==== Input records ====

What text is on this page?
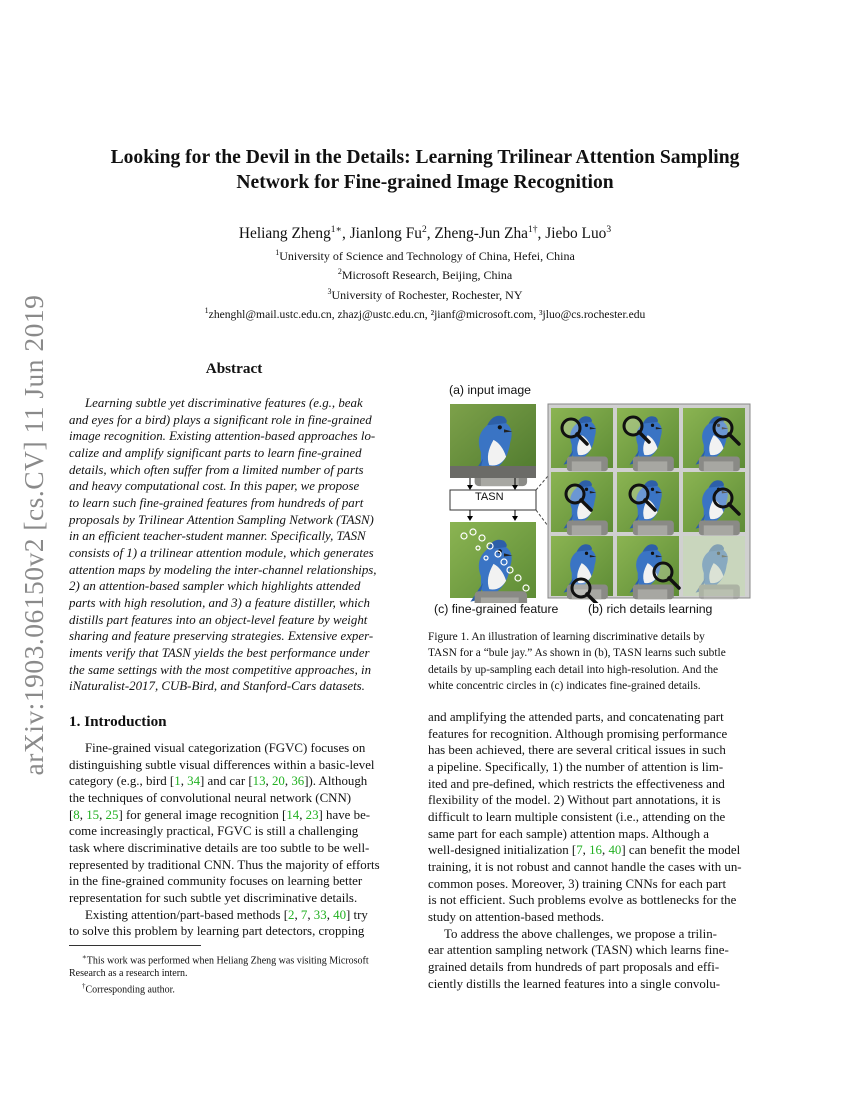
arXiv:1903.06150v2 [cs.CV] 11 Jun 2019
Looking for the Devil in the Details: Learning Trilinear Attention Sampling
Network for Fine-grained Image Recognition
Heliang Zheng$^{1∗}$, Jianlong Fu$^2$, Zheng-Jun Zha$^{1\dagger}$, Jiebo Luo$^3$
$^1$University of Science and Technology of China, Hefei, China
$^2$Microsoft Research, Beijing, China
$^3$University of Rochester, Rochester, NY
$^1$zhenghl@mail.ustc.edu.cn, zhazj@ustc.edu.cn, ²jianf@microsoft.com, ³jluo@cs.rochester.edu
Abstract

Learning subtle yet discriminative features (e.g., beak

and eyes for a bird) plays a significant role in fine-grained

image recognition. Existing attention-based approaches lo-

calize and amplify significant parts to learn fine-grained

details, which often suffer from a limited number of parts

and heavy computational cost. In this paper, we propose

to learn such fine-grained features from hundreds of part

proposals by Trilinear Attention Sampling Network (TASN)

in an efficient teacher-student manner. Specifically, TASN

consists of 1) a trilinear attention module, which generates

attention maps by modeling the inter-channel relationships,

2) an attention-based sampler which highlights attended

parts with high resolution, and 3) a feature distiller, which

distills part features into an object-level feature by weight

sharing and feature preserving strategies. Extensive exper-

iments verify that TASN yields the best performance under

the same settings with the most competitive approaches, in

iNaturalist-2017, CUB-Bird, and Stanford-Cars datasets.

1. Introduction

Fine-grained visual categorization (FGVC) focuses on

distinguishing subtle visual differences within a basic-level

category (e.g., bird [1, 34] and car [13, 20, 36]). Although

the techniques of convolutional neural network (CNN)

[8, 15, 25] for general image recognition [14, 23] have be-

come increasingly practical, FGVC is still a challenging

task where discriminative details are too subtle to be well-

represented by traditional CNN. Thus the majority of efforts

in the fine-grained community focuses on learning better

representation for such subtle yet discriminative details.

Existing attention/part-based methods [2, 7, 33, 40] try

to solve this problem by learning part detectors, cropping

∗This work was performed when Heliang Zheng was visiting Microsoft
Research as a research intern.
†Corresponding author.
(a) input image
TASN
(c) fine-grained feature (b) rich details learning
Figure 1. An illustration of learning discriminative details by
TASN for a “bule jay.” As shown in (b), TASN learns such subtle
details by up-sampling each detail into high-resolution. And the
white concentric circles in (c) indicates fine-grained details.

and amplifying the attended parts, and concatenating part

features for recognition. Although promising performance

has been achieved, there are several critical issues in such

a pipeline. Specifically, 1) the number of attention is lim-

ited and pre-defined, which restricts the effectiveness and

flexibility of the model. 2) Without part annotations, it is

difficult to learn multiple consistent (i.e., attending on the

same part for each sample) attention maps. Although a

well-designed initialization [7, 16, 40] can benefit the model

training, it is not robust and cannot handle the cases with un-

common poses. Moreover, 3) training CNNs for each part

is not efficient. Such problems evolve as bottlenecks for the

study on attention-based methods.

To address the above challenges, we propose a trilin-

ear attention sampling network (TASN) which learns fine-

grained details from hundreds of part proposals and effi-

ciently distills the learned features into a single convolu-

====

* **Exercise description**: Copy out each line in the listing that has the word "TASN".

* **Task answer**:
proposals by Trilinear Attention Sampling Network (TASN)
in an efficient teacher-student manner. Specifically, TASN
iments verify that TASN yields the best performance under
TASN
TASN for a “bule jay.” As shown in (b), TASN learns such subtle
ear attention sampling network (TASN) which learns fine-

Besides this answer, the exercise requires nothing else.